TASK REQUIREMENTS:
Your task is to filter the data below down to the lines holding "pedál".
----------------
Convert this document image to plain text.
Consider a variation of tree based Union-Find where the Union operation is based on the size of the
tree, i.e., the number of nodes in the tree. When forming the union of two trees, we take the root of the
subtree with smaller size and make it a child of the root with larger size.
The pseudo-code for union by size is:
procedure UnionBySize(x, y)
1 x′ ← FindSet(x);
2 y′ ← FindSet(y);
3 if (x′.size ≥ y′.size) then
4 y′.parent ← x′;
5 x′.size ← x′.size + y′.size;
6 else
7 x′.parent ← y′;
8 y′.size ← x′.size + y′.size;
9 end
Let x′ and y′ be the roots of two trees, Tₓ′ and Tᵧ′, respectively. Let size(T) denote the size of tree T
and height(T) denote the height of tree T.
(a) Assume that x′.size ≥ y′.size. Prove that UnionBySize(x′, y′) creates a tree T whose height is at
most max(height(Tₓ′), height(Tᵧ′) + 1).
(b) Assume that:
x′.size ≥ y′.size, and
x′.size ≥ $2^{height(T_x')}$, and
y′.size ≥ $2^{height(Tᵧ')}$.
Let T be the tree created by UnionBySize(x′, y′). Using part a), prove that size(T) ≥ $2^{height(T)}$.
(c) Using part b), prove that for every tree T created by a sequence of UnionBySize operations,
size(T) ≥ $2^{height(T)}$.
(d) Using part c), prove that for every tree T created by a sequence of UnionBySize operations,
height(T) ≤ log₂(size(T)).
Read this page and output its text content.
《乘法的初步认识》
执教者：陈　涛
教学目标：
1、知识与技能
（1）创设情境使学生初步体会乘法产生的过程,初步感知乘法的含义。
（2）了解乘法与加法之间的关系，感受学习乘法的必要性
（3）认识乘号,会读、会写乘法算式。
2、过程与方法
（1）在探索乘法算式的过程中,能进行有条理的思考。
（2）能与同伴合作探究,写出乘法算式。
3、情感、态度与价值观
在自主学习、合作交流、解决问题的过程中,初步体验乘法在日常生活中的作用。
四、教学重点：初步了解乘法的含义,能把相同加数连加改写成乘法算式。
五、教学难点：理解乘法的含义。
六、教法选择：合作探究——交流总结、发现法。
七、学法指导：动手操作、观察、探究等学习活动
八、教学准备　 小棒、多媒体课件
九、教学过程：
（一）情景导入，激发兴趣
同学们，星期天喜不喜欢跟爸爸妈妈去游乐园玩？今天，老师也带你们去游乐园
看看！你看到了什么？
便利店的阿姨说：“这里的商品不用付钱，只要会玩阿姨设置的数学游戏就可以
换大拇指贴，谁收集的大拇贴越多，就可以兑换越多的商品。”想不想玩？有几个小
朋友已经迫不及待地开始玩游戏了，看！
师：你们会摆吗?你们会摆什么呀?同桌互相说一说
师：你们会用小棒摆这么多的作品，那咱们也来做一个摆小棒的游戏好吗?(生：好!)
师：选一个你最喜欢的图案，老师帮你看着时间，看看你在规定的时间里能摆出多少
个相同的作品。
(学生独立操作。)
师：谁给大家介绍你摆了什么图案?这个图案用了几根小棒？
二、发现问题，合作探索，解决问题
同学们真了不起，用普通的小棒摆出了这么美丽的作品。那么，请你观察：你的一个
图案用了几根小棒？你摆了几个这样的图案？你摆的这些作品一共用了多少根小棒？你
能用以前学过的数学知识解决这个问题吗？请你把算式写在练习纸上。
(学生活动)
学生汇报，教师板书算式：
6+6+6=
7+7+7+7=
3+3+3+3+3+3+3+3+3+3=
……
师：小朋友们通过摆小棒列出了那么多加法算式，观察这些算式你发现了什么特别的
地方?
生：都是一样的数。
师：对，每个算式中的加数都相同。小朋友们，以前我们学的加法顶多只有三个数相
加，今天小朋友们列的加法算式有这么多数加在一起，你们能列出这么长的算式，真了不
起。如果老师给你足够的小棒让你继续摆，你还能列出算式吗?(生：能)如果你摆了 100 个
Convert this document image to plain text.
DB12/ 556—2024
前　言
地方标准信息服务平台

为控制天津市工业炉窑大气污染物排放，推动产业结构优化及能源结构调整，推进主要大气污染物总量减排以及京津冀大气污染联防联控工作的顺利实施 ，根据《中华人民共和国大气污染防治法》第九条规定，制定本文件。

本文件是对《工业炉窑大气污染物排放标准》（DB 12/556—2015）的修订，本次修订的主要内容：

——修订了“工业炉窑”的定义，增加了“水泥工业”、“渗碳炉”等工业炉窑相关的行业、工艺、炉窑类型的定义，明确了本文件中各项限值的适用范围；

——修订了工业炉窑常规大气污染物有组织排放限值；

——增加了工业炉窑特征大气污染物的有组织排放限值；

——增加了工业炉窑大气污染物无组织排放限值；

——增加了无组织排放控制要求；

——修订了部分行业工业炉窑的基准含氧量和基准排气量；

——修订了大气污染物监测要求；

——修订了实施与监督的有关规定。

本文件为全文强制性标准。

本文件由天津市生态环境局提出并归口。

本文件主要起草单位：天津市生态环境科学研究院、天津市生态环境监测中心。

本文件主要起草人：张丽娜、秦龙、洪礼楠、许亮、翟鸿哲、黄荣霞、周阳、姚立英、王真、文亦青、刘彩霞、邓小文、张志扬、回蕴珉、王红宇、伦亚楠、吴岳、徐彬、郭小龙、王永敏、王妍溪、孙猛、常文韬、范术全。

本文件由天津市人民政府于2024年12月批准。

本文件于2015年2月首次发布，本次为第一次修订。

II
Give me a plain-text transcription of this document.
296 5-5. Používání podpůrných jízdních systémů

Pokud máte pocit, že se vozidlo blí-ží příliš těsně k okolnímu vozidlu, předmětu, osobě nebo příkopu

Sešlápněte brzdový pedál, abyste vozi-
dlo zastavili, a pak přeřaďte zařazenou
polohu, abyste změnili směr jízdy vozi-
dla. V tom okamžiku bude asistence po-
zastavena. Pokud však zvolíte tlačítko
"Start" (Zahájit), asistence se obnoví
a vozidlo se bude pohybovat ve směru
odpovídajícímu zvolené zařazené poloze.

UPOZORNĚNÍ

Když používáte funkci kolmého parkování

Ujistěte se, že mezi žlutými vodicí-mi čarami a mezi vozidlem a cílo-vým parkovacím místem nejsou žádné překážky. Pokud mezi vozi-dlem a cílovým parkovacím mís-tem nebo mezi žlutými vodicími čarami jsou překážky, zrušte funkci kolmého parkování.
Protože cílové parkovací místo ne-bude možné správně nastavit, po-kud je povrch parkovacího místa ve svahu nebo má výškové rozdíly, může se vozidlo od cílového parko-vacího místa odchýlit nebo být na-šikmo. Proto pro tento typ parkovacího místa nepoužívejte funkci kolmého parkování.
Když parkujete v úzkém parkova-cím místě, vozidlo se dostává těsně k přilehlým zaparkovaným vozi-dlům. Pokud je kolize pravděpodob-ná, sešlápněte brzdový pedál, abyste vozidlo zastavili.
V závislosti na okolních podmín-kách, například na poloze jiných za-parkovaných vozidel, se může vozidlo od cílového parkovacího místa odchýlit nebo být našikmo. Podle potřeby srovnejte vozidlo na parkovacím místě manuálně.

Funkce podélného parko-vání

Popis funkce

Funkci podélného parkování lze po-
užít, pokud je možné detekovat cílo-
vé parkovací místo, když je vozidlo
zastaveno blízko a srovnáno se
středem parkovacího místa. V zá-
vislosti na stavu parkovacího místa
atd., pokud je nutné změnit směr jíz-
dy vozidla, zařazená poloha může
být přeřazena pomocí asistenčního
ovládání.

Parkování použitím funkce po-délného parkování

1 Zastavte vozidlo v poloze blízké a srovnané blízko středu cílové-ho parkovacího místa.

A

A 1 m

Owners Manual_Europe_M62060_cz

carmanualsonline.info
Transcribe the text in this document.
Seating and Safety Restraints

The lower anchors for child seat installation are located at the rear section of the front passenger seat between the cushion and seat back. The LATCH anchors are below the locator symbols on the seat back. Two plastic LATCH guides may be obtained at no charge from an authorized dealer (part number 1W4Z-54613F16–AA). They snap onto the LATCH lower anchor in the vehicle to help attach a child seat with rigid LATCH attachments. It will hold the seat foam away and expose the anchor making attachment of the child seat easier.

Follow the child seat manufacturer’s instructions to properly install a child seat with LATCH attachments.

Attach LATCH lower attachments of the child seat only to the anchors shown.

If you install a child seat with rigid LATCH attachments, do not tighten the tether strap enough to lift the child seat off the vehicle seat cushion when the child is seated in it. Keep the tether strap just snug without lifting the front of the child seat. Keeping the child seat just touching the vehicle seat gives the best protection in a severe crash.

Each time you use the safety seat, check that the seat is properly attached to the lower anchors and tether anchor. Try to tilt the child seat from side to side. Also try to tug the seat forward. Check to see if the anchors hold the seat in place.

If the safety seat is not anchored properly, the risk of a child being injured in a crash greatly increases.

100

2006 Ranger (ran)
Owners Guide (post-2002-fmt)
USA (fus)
----------------
ANSWER TO THIS PROBLEM:
Sešlápněte brzdový pedál, abyste vozi-
Když parkujete v úzkém parkova-cím místě, vozidlo se dostává těsně k přilehlým zaparkovaným vozi-dlům. Pokud je kolize pravděpodob-ná, sešlápněte brzdový pedál, abyste vozidlo zastavili.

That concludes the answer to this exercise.